### Input material
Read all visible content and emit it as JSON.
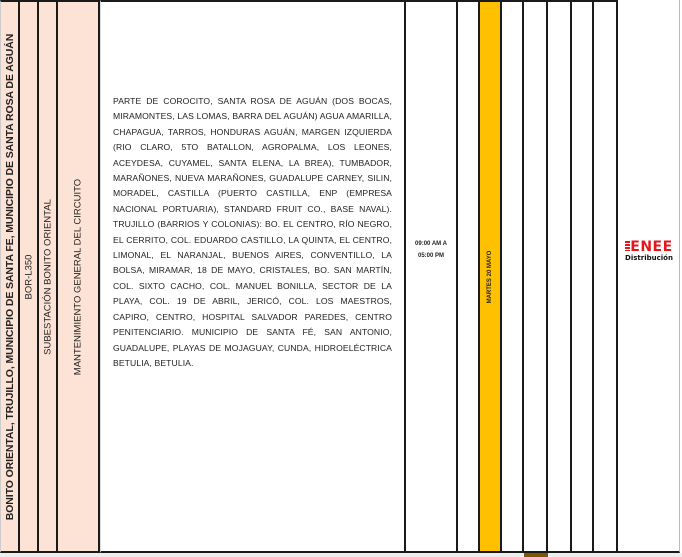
{
  "schedule_row": {
    "region": "BONITO ORIENTAL, TRUJILLO, MUNICIPIO DE SANTA FE, MUNICIPIO DE SANTA ROSA DE AGUÁN",
    "circuit": "BOR-L350",
    "substation": "SUBESTACIÓN BONITO ORIENTAL",
    "work_description": "MANTENIMIENTO GENERAL DEL CIRCUITO",
    "affected_areas": "PARTE DE COROCITO, SANTA ROSA DE AGUÁN (DOS BOCAS, MIRAMONTES, LAS LOMAS, BARRA DEL AGUÁN) AGUA AMARILLA, CHAPAGUA, TARROS, HONDURAS AGUÁN, MARGEN IZQUIERDA (RIO CLARO, 5TO BATALLON, AGROPALMA, LOS LEONES, ACEYDESA, CUYAMEL, SANTA ELENA, LA BREA), TUMBADOR, MARAÑONES, NUEVA MARAÑONES, GUADALUPE CARNEY, SILIN, MORADEL, CASTILLA (PUERTO CASTILLA, ENP (EMPRESA NACIONAL PORTUARIA), STANDARD FRUIT CO., BASE NAVAL). TRUJILLO (BARRIOS Y COLONIAS): BO. EL CENTRO, RÍO NEGRO, EL CERRITO, COL. EDUARDO CASTILLO, LA QUINTA, EL CENTRO, LIMONAL, EL NARANJAL, BUENOS AIRES, CONVENTILLO, LA BOLSA, MIRAMAR, 18 DE MAYO, CRISTALES, BO. SAN MARTÍN, COL. SIXTO CACHO, COL. MANUEL BONILLA, SECTOR DE LA PLAYA, COL. 19 DE ABRIL, JERICÓ, COL. LOS MAESTROS, CAPIRO, CENTRO, HOSPITAL SALVADOR PAREDES, CENTRO PENITENCIARIO. MUNICIPIO DE SANTA FÉ, SAN ANTONIO, GUADALUPE, PLAYAS DE MOJAGUAY, CUNDA, HIDROELÉCTRICA BETULIA, BETULIA.",
    "time_start": "09:00 AM A",
    "time_end": "05:00 PM",
    "date": "MARTES 20 MAYO"
  },
  "logo": {
    "brand": "ENEE",
    "subtitle": "Distribución",
    "icon": "enee-logo-icon"
  },
  "colors": {
    "peach": "#fde3d6",
    "highlight_yellow": "#ffc000",
    "logo_red": "#e3171c"
  }
}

### What is needed
Show the lines of the material that contain the word "BONITO".

### Output
    "region": "BONITO ORIENTAL, TRUJILLO, MUNICIPIO DE SANTA FE, MUNICIPIO DE SANTA ROSA DE AGUÁN",
    "substation": "SUBESTACIÓN BONITO ORIENTAL",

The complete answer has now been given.